Source records start

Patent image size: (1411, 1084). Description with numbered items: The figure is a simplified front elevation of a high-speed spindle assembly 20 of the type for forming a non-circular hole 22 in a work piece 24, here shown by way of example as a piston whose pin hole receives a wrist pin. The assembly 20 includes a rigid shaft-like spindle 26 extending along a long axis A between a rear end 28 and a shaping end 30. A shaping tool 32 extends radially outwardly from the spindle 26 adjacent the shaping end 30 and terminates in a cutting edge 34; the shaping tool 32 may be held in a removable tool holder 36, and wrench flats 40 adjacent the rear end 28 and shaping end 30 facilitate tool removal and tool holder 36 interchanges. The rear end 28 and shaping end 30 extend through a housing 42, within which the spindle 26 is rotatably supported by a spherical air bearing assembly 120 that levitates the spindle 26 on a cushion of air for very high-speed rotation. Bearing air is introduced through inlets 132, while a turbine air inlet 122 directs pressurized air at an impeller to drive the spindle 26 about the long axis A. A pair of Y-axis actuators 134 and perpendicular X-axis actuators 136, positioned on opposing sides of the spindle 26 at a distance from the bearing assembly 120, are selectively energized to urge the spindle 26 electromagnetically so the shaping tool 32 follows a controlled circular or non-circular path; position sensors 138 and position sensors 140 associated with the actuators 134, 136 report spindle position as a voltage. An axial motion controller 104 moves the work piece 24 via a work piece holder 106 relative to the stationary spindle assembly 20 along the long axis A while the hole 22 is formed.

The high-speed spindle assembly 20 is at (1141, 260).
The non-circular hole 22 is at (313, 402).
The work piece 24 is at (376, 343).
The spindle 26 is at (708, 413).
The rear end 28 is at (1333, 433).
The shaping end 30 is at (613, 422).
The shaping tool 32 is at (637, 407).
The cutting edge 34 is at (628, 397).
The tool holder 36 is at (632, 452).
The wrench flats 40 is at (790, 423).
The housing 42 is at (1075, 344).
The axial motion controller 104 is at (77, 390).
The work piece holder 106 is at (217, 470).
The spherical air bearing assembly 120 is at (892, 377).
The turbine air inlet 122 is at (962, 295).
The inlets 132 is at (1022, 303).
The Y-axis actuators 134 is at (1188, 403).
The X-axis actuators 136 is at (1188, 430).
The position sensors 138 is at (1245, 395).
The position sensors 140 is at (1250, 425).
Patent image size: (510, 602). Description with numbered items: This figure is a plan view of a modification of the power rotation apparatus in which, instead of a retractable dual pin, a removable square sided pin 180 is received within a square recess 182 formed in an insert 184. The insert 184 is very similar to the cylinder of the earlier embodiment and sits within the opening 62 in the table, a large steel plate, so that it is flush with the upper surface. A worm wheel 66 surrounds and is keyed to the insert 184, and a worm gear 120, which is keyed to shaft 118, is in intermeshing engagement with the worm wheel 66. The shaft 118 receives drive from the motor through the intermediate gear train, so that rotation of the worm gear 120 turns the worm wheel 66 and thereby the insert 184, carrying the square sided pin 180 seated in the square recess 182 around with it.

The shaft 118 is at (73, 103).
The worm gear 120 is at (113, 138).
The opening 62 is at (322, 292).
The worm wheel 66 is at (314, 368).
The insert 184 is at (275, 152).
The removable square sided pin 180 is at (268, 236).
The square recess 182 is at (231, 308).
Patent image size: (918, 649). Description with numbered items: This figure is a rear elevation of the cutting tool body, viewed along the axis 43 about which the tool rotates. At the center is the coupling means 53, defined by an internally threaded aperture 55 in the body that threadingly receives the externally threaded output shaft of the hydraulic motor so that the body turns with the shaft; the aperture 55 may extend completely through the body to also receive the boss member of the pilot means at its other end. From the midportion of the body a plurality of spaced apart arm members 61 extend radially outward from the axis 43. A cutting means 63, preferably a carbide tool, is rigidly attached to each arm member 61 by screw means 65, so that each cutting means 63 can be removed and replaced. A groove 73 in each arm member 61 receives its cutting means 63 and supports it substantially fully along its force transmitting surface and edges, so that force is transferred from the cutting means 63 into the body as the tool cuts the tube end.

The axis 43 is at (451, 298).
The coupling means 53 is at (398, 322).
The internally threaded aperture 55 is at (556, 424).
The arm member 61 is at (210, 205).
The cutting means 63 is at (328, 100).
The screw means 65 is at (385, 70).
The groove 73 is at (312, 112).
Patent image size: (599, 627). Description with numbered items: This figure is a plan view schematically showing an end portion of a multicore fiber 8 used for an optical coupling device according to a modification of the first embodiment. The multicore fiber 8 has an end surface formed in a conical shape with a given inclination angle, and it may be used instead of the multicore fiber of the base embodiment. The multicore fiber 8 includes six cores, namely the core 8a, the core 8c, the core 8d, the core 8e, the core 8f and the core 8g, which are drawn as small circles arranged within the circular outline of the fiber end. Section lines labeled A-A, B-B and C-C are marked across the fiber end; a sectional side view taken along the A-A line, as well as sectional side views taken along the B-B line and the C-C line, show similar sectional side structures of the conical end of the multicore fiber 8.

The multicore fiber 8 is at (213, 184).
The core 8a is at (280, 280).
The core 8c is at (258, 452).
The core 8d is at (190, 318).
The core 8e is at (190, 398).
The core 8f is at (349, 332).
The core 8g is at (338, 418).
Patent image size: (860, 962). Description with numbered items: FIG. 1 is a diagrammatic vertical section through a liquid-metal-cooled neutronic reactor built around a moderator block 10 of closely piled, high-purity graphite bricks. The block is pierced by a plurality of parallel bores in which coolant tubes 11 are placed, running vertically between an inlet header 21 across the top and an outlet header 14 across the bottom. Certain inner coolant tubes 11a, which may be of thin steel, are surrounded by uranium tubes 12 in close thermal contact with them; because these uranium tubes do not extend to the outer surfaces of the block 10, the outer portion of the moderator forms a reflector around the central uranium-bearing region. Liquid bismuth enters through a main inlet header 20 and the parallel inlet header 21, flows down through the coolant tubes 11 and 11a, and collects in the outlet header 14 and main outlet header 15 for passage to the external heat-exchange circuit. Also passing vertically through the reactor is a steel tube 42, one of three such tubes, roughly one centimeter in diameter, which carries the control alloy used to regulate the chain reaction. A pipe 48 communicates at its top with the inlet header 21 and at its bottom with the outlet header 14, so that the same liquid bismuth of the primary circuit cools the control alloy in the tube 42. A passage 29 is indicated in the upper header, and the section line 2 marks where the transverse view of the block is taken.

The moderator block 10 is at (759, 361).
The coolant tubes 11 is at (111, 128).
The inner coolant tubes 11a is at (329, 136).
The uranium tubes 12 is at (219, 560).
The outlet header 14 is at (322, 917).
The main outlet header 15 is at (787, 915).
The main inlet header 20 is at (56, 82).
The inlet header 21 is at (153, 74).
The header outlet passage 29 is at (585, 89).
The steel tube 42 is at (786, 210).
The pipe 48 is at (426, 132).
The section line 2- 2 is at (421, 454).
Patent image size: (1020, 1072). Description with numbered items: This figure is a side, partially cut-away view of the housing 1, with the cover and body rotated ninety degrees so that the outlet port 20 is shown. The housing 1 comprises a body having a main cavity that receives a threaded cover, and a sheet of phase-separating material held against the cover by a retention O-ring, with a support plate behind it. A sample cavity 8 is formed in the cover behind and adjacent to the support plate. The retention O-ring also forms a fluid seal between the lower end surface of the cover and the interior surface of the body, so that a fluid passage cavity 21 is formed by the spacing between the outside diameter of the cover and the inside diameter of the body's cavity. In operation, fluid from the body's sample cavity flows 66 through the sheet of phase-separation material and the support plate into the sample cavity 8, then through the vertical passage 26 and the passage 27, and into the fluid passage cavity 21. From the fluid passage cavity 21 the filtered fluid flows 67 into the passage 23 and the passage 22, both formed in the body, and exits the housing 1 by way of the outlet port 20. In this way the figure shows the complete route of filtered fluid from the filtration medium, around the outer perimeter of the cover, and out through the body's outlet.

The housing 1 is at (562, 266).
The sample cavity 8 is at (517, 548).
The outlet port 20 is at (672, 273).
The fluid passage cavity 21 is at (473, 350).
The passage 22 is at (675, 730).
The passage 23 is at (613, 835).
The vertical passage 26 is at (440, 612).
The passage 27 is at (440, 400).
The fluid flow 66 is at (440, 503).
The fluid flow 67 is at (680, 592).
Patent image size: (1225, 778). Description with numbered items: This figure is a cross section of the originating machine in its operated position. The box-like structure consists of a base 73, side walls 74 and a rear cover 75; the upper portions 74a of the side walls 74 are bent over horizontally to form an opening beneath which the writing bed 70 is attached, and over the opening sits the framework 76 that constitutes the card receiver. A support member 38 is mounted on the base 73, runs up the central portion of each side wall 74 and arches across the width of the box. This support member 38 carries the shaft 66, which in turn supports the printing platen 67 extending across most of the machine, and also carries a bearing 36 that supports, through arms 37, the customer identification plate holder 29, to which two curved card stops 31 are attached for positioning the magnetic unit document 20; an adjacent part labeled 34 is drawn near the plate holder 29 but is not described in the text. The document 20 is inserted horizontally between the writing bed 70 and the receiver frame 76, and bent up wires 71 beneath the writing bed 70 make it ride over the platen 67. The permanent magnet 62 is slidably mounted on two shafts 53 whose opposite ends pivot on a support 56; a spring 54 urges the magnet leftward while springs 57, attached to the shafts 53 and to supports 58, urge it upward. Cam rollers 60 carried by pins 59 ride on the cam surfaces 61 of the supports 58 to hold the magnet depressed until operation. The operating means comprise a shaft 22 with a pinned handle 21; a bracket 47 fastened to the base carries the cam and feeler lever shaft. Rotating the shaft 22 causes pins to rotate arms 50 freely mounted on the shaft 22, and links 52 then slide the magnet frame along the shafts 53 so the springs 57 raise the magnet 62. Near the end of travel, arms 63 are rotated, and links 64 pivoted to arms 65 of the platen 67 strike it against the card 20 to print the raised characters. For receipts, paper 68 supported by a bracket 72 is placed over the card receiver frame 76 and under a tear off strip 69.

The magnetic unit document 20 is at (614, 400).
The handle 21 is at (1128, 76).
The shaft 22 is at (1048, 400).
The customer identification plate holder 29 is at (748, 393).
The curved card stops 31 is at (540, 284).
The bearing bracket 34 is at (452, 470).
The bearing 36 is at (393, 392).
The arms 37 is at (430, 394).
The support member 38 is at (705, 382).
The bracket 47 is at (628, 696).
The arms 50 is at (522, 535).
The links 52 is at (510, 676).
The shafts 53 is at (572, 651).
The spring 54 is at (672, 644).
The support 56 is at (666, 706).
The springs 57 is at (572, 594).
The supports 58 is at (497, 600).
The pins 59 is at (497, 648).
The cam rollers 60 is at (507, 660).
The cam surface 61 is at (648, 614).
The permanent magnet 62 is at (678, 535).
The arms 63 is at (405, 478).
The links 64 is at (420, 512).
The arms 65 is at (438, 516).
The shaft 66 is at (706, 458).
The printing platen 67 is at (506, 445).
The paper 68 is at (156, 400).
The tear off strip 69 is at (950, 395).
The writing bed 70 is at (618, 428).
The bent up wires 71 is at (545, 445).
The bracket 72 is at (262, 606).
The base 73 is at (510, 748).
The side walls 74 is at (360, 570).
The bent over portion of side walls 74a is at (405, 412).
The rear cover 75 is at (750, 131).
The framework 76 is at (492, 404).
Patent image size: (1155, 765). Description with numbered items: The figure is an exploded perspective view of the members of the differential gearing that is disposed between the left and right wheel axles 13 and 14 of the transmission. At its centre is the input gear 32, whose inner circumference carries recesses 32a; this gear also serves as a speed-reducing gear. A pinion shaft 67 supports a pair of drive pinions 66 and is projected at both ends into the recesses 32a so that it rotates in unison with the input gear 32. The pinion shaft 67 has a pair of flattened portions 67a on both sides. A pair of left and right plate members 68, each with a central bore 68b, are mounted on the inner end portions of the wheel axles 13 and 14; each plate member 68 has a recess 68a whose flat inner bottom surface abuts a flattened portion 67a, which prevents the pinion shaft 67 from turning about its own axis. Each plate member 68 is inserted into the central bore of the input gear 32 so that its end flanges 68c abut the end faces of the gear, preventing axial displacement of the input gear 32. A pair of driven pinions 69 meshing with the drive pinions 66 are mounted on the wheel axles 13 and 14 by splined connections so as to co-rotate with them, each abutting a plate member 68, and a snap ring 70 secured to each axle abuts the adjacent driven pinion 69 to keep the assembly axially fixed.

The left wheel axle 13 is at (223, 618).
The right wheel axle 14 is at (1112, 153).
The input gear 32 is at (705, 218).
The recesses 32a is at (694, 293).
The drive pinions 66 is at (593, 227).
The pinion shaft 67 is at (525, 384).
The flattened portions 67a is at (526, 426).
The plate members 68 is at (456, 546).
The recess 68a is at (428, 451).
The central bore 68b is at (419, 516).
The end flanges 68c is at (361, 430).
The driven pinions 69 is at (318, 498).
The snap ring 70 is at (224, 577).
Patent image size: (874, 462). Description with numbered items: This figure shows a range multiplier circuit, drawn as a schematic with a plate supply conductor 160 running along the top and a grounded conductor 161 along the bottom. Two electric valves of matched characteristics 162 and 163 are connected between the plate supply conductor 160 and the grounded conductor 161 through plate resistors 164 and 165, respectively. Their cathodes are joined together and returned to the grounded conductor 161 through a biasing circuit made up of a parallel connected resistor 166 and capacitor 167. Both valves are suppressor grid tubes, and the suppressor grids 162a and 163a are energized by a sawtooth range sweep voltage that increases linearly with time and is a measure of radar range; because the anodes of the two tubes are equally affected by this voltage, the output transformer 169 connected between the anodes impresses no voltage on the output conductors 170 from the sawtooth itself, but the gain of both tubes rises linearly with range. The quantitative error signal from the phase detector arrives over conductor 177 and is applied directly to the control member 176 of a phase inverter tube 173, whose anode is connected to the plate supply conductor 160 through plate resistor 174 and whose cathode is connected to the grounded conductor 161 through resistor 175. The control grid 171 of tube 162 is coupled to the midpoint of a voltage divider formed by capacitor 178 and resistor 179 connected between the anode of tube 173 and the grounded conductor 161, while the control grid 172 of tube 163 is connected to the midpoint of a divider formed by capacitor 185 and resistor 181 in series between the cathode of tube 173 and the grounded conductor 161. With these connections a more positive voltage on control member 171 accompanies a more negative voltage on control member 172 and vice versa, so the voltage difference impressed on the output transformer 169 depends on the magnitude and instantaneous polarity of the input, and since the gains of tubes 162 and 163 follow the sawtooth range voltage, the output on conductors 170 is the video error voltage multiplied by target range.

Source records end

Task instructions
Print the entries between the line holding "Patent image size: (510, 602)." and the line holding "The square recess 182 is at (231, 308).", inclusive, reproducing each line without any change.

Output of the exercise
Patent image size: (510, 602). Description with numbered items: This figure is a plan view of a modification of the power rotation apparatus in which, instead of a retractable dual pin, a removable square sided pin 180 is received within a square recess 182 formed in an insert 184. The insert 184 is very similar to the cylinder of the earlier embodiment and sits within the opening 62 in the table, a large steel plate, so that it is flush with the upper surface. A worm wheel 66 surrounds and is keyed to the insert 184, and a worm gear 120, which is keyed to shaft 118, is in intermeshing engagement with the worm wheel 66. The shaft 118 receives drive from the motor through the intermediate gear train, so that rotation of the worm gear 120 turns the worm wheel 66 and thereby the insert 184, carrying the square sided pin 180 seated in the square recess 182 around with it.

The shaft 118 is at (73, 103).
The worm gear 120 is at (113, 138).
The opening 62 is at (322, 292).
The worm wheel 66 is at (314, 368).
The insert 184 is at (275, 152).
The removable square sided pin 180 is at (268, 236).
The square recess 182 is at (231, 308).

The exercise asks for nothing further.